What you are asked to do — Write out the records word for word, with no pictures.

Dataset —
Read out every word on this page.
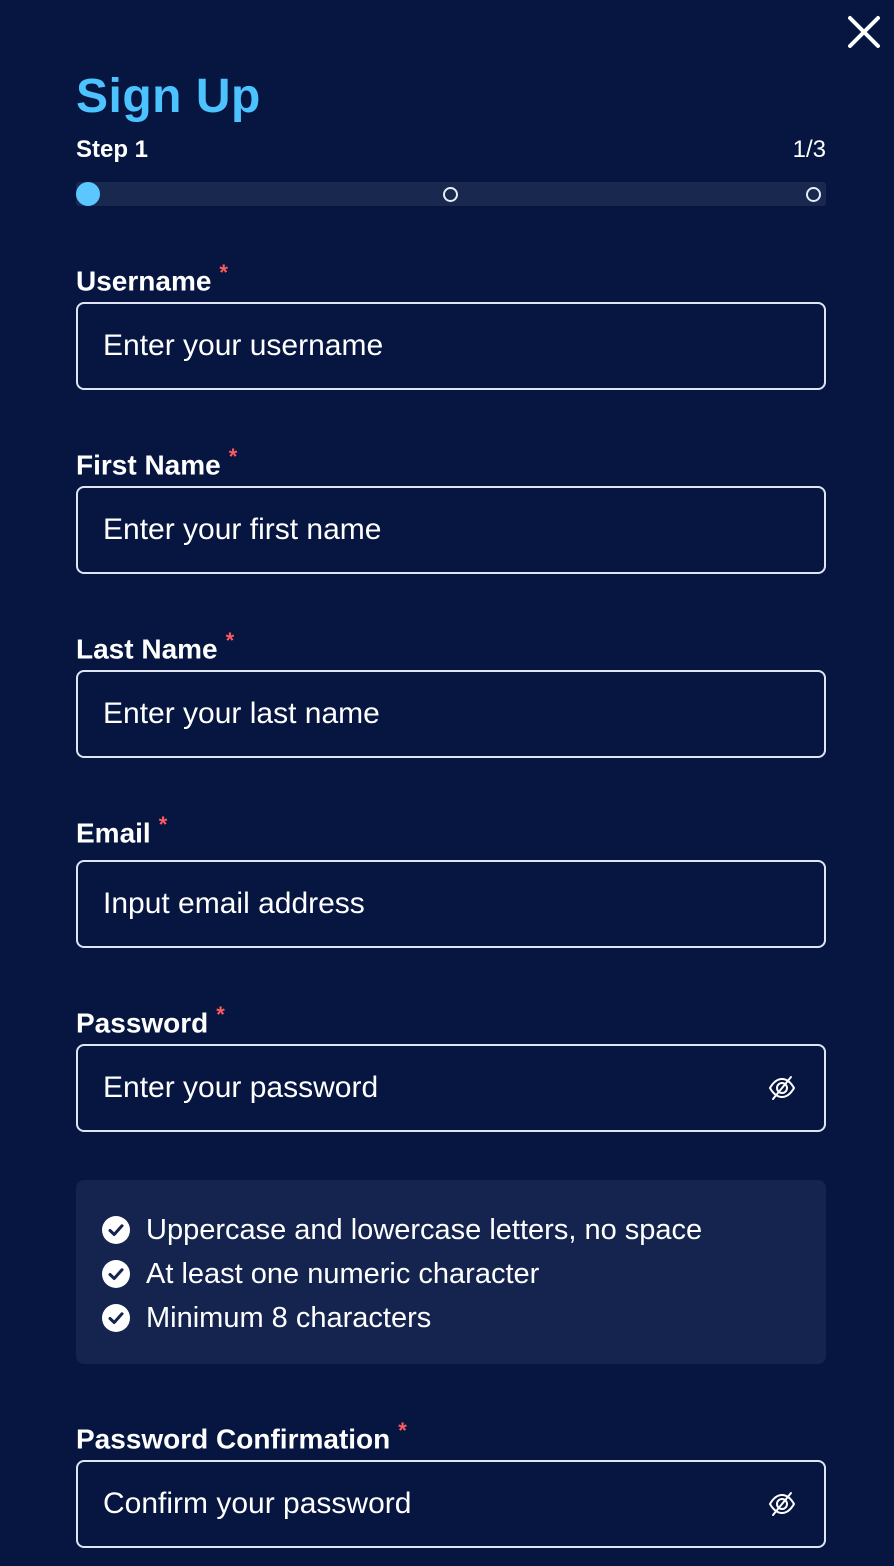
Sign Up
Step 1	1/3
Username *
Enter your username
First Name *
Enter your first name
Last Name *
Enter your last name
Email *
Input email address
Password *
Uppercase and lowercase letters, no space
At least one numeric character
Minimum 8 characters
Password Confirmation *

Complete output —
Read out every word on this page.
Sign Up
Step 1	1/3
Username *
Enter your username
First Name *
Enter your first name
Last Name *
Enter your last name
Email *
Input email address
Password *
Uppercase and lowercase letters, no space
At least one numeric character
Minimum 8 characters
Password Confirmation *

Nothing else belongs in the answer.